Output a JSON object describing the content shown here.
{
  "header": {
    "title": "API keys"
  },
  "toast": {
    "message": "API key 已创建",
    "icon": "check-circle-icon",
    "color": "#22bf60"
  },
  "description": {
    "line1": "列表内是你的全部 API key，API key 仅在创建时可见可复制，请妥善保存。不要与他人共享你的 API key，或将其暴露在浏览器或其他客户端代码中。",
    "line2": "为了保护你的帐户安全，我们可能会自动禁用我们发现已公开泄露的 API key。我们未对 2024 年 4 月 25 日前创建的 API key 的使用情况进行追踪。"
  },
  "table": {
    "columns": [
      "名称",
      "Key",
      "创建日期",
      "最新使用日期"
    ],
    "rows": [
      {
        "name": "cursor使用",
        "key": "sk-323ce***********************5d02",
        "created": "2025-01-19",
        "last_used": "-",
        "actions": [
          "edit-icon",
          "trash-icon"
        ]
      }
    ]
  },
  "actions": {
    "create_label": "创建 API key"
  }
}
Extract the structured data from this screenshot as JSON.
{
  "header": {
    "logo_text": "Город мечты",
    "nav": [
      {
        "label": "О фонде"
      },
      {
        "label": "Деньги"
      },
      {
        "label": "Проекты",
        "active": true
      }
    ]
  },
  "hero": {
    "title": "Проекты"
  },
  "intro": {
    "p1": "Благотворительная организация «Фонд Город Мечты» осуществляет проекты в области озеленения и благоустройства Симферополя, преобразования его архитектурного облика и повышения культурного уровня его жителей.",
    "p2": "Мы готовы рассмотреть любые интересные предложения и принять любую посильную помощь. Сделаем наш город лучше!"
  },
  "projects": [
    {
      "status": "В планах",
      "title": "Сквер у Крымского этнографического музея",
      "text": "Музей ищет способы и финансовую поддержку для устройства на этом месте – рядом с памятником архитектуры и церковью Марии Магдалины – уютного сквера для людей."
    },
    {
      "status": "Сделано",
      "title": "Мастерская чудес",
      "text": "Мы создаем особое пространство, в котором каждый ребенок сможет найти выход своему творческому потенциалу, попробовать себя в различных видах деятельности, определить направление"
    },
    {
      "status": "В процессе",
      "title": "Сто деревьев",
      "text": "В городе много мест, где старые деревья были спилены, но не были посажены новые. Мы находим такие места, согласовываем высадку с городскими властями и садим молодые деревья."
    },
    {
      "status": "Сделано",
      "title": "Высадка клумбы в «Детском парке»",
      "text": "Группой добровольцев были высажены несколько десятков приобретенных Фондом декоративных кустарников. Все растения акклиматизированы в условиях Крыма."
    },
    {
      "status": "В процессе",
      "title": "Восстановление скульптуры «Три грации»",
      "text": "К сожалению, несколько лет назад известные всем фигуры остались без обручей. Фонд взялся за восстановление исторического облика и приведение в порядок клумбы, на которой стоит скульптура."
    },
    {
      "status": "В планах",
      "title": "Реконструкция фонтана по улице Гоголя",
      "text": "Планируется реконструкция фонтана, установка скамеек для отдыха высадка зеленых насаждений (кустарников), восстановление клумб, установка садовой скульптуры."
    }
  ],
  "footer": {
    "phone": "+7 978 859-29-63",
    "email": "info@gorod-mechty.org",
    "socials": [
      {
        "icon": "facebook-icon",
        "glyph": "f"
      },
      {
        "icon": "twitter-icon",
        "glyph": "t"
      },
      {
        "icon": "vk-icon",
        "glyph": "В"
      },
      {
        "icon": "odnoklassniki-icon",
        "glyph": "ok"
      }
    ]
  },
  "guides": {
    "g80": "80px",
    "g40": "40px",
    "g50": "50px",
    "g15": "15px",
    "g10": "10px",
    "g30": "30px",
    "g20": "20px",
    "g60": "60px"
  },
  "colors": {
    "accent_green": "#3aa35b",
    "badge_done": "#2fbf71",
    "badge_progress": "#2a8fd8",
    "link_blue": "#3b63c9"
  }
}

DIRECTIVE:
All lines in the data that contain the word "несколько" should be copied.

PROBLEM SOLUTION:
      "text": "Группой добровольцев были высажены несколько десятков приобретенных Фондом декоративных кустарников. Все растения акклиматизированы в условиях Крыма."
      "text": "К сожалению, несколько лет назад известные всем фигуры остались без обручей. Фонд взялся за восстановление исторического облика и приведение в порядок клумбы, на которой стоит скульптура."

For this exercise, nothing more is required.